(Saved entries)
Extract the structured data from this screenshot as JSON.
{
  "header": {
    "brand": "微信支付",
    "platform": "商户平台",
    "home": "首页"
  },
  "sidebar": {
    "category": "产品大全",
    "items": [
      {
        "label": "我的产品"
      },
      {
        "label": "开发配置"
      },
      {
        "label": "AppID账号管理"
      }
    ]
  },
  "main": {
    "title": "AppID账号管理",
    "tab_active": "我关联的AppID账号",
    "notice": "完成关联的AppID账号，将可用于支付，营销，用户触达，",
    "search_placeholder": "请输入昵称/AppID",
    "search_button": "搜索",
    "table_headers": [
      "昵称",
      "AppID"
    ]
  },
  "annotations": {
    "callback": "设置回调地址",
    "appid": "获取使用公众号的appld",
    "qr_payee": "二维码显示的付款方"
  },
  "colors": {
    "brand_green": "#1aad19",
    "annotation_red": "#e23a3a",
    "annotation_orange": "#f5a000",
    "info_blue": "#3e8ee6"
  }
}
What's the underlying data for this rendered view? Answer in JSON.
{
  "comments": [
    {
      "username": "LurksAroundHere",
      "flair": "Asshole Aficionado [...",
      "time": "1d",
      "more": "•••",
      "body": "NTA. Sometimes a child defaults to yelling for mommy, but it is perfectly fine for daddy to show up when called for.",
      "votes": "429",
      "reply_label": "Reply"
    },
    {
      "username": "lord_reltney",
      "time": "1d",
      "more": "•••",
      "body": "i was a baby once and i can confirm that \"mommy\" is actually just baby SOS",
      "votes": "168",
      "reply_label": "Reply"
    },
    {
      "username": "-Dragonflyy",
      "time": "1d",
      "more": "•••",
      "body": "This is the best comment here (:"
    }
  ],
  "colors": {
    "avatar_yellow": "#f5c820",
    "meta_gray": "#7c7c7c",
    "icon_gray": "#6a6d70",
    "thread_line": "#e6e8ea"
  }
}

▶ _PROMPT_:
Find how many lines of the entries contain "body". Respond with the number only.

▶ _ANSWER TO THE EXERCISE_:
3